EXTRACTED ENTRIES:

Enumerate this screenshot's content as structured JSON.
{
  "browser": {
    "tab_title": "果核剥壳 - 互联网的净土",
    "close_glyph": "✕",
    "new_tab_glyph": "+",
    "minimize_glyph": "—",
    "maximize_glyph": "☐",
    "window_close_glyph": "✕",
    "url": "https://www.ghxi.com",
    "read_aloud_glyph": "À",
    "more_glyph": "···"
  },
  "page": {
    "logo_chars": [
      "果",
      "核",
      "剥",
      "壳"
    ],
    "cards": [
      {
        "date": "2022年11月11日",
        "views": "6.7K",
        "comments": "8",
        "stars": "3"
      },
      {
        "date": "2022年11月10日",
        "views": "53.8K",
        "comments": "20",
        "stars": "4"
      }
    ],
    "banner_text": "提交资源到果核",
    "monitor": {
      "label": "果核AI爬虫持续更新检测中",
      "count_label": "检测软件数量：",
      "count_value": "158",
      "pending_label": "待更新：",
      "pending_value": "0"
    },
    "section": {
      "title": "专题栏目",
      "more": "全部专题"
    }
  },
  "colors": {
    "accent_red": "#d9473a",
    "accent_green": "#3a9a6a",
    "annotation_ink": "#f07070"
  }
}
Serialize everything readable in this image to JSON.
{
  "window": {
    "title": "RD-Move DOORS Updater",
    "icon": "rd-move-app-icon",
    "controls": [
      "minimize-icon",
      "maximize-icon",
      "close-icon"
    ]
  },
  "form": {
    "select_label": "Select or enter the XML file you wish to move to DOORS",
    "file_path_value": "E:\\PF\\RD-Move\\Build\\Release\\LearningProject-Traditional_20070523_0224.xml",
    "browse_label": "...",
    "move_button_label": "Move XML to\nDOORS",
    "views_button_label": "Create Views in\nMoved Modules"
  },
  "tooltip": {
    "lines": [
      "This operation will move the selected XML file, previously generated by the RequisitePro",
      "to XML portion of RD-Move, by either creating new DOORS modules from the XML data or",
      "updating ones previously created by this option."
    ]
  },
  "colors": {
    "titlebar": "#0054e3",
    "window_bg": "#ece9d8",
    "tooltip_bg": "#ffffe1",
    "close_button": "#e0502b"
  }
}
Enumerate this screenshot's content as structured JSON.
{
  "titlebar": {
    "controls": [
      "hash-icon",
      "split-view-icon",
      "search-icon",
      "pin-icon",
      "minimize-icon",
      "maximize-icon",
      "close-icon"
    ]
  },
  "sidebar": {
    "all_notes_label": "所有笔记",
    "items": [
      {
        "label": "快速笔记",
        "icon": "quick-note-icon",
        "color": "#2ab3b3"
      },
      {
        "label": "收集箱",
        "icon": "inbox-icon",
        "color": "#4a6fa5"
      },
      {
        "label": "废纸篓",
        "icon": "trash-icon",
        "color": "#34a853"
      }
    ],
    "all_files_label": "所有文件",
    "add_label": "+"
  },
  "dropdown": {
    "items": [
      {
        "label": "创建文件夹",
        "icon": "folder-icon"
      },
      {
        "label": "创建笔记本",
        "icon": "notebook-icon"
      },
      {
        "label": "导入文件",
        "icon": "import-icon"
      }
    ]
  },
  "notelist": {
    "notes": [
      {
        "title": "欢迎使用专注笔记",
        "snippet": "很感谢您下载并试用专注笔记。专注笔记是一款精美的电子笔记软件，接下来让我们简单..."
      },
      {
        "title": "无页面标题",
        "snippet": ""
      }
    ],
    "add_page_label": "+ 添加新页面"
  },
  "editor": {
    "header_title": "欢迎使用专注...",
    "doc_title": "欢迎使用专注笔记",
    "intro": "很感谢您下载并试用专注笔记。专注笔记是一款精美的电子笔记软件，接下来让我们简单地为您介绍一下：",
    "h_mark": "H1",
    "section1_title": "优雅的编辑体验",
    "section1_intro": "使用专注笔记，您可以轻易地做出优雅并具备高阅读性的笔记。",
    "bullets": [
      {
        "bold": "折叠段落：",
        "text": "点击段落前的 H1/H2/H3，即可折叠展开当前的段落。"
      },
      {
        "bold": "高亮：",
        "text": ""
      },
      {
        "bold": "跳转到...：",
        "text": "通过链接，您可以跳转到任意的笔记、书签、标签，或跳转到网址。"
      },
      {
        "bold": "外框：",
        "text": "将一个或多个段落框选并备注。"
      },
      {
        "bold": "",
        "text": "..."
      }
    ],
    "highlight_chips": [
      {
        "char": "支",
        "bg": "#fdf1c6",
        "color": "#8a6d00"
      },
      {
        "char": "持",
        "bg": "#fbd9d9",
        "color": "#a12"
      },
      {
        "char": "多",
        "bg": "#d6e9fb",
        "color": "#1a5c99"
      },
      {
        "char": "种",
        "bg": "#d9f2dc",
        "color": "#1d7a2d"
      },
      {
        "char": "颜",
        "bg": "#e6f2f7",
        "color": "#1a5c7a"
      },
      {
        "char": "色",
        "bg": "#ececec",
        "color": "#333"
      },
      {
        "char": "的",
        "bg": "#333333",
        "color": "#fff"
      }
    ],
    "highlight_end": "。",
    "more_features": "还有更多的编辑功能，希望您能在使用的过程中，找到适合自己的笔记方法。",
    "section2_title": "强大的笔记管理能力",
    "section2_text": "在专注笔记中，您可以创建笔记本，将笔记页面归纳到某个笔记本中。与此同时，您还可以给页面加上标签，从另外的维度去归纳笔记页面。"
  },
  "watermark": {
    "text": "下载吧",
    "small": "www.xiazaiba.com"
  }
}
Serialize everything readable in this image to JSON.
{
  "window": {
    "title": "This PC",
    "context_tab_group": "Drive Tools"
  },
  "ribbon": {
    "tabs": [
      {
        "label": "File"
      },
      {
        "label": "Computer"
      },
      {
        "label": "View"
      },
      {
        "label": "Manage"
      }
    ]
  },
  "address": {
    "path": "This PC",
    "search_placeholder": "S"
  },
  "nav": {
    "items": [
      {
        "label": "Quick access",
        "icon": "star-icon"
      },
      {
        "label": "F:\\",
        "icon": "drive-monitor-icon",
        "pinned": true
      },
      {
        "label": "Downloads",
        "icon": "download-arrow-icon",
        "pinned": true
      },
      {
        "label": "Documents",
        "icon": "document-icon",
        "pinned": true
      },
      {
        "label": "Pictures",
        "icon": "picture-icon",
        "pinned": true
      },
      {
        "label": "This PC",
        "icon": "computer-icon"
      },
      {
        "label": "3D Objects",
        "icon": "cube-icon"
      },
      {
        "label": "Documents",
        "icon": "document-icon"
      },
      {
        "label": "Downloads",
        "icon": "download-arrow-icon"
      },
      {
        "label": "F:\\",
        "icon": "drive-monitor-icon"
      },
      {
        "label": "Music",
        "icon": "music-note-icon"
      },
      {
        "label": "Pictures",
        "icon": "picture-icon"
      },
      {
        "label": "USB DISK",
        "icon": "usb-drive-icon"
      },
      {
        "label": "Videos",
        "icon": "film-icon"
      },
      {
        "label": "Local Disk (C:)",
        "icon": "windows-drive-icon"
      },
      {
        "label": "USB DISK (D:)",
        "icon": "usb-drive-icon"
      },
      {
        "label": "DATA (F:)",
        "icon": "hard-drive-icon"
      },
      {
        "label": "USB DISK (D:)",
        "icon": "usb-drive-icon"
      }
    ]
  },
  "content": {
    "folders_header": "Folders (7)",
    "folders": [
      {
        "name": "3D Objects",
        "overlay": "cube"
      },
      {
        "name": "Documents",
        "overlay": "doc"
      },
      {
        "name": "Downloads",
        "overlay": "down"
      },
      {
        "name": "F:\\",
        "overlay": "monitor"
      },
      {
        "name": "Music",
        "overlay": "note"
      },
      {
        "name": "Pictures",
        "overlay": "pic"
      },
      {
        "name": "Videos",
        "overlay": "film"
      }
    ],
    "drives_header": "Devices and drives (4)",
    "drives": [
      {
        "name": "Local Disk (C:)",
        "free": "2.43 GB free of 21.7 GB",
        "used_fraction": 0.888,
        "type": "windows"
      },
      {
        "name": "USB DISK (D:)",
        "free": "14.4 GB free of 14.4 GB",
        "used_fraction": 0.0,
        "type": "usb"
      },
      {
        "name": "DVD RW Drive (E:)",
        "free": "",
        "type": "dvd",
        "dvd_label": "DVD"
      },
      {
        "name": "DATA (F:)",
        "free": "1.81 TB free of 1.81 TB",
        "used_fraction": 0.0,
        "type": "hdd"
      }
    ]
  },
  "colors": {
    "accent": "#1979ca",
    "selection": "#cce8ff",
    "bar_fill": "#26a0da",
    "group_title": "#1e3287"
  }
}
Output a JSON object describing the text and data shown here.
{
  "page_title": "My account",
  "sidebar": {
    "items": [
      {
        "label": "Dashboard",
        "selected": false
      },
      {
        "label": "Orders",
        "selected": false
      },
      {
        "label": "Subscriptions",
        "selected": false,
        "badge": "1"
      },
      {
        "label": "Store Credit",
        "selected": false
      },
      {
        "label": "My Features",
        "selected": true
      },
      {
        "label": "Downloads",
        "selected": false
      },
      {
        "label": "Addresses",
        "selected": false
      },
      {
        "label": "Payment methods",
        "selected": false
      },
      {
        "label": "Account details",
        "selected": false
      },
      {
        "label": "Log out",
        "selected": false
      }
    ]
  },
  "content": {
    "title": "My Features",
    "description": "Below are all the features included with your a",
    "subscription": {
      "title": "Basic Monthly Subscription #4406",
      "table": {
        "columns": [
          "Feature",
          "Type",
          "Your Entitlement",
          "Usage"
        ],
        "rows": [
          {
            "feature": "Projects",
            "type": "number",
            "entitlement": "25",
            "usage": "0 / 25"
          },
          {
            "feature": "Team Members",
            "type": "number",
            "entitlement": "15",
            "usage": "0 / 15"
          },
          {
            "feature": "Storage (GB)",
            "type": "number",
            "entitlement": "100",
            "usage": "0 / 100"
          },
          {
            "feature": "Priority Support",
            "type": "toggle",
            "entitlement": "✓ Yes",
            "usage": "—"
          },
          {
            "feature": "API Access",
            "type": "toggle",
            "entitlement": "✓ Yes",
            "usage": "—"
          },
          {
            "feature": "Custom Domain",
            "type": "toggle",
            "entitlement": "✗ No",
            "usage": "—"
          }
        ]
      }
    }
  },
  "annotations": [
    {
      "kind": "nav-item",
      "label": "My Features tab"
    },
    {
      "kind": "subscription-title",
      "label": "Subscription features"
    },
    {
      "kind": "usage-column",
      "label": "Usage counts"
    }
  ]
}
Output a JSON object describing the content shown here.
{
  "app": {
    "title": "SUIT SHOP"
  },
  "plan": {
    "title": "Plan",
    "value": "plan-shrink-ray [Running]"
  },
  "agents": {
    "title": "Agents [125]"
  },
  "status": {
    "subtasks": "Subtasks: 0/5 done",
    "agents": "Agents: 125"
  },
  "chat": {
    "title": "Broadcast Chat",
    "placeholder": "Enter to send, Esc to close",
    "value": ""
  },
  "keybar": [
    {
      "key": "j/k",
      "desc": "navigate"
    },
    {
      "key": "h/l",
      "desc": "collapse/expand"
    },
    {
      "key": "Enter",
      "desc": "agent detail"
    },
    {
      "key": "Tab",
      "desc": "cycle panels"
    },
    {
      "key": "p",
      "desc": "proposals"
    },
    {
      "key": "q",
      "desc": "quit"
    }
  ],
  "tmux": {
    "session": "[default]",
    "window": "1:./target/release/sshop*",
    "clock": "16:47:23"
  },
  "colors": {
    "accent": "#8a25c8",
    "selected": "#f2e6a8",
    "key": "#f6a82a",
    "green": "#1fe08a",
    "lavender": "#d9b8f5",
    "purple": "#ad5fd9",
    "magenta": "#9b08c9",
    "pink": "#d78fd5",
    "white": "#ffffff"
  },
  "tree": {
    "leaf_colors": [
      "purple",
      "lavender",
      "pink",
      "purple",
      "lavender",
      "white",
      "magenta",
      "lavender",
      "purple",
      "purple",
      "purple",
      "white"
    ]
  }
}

EXERCISE INSTRUCTIONS:
Pick out the lines that include the word "kind" and write them out.

TASK RESPONSE:
      "kind": "nav-item",
      "kind": "subscription-title",
      "kind": "usage-column",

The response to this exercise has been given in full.